Exercise:
Copy each line of the records that contains the word "value".

Information provided:
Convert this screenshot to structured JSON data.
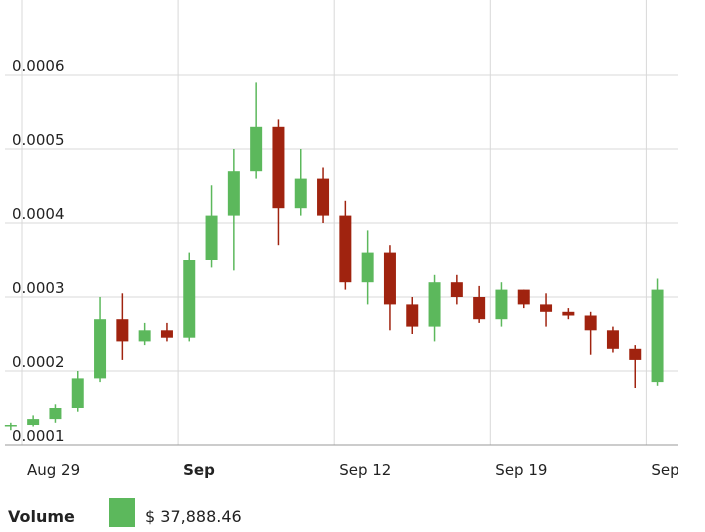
{
  "chart_data": {
    "type": "candlestick",
    "x": [
      "Aug 28",
      "Aug 29",
      "Aug 30",
      "Aug 31",
      "Sep 1",
      "Sep 2",
      "Sep 3",
      "Sep 4",
      "Sep 5",
      "Sep 6",
      "Sep 7",
      "Sep 8",
      "Sep 9",
      "Sep 10",
      "Sep 11",
      "Sep 12",
      "Sep 13",
      "Sep 14",
      "Sep 15",
      "Sep 16",
      "Sep 17",
      "Sep 18",
      "Sep 19",
      "Sep 20",
      "Sep 21",
      "Sep 22",
      "Sep 23",
      "Sep 24",
      "Sep 25",
      "Sep 26"
    ],
    "open": [
      0.000125,
      0.000127,
      0.000135,
      0.00015,
      0.00019,
      0.00027,
      0.00024,
      0.000255,
      0.000245,
      0.00035,
      0.00041,
      0.00047,
      0.00053,
      0.00042,
      0.00046,
      0.00041,
      0.00032,
      0.00036,
      0.00029,
      0.00026,
      0.00032,
      0.0003,
      0.00027,
      0.00031,
      0.00029,
      0.00028,
      0.000275,
      0.000255,
      0.00023,
      0.000185
    ],
    "high": [
      0.00013,
      0.00014,
      0.000155,
      0.0002,
      0.0003,
      0.000305,
      0.000265,
      0.000265,
      0.00036,
      0.000451,
      0.0005,
      0.00059,
      0.00054,
      0.0005,
      0.000475,
      0.00043,
      0.00039,
      0.00037,
      0.0003,
      0.00033,
      0.00033,
      0.000315,
      0.00032,
      0.00031,
      0.000305,
      0.000285,
      0.00028,
      0.00026,
      0.000235,
      0.000325
    ],
    "low": [
      0.00012,
      0.000125,
      0.00013,
      0.000145,
      0.000185,
      0.000215,
      0.000235,
      0.00024,
      0.00024,
      0.00034,
      0.000336,
      0.00046,
      0.00037,
      0.00041,
      0.0004,
      0.00031,
      0.00029,
      0.000255,
      0.00025,
      0.00024,
      0.00029,
      0.000265,
      0.00026,
      0.000285,
      0.00026,
      0.00027,
      0.000222,
      0.000225,
      0.000177,
      0.00018
    ],
    "close": [
      0.000127,
      0.000135,
      0.00015,
      0.00019,
      0.00027,
      0.00024,
      0.000255,
      0.000245,
      0.00035,
      0.00041,
      0.00047,
      0.00053,
      0.00042,
      0.00046,
      0.00041,
      0.00032,
      0.00036,
      0.00029,
      0.00026,
      0.00032,
      0.0003,
      0.00027,
      0.00031,
      0.00029,
      0.00028,
      0.000275,
      0.000255,
      0.00023,
      0.000215,
      0.00031
    ],
    "up_color": "#5cb85c",
    "down_color": "#a0230f",
    "ylim": [
      0.0001,
      0.0007
    ],
    "yticks": [
      0.0001,
      0.0002,
      0.0003,
      0.0004,
      0.0005,
      0.0006
    ],
    "xticks": [
      "Aug 29",
      {
        "value": "Sep 5",
        "label": "Sep"
      },
      "Sep 12",
      "Sep 19",
      {
        "value": "Sep 26",
        "label": "Sep"
      }
    ],
    "grid": true
  },
  "footer": {
    "label": "Volume",
    "value": "$ 37,888.46",
    "color": "#5cb85c"
  }
}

Answer below:
        "value": "Sep 5",
        "value": "Sep 26",
    "value": "$ 37,888.46",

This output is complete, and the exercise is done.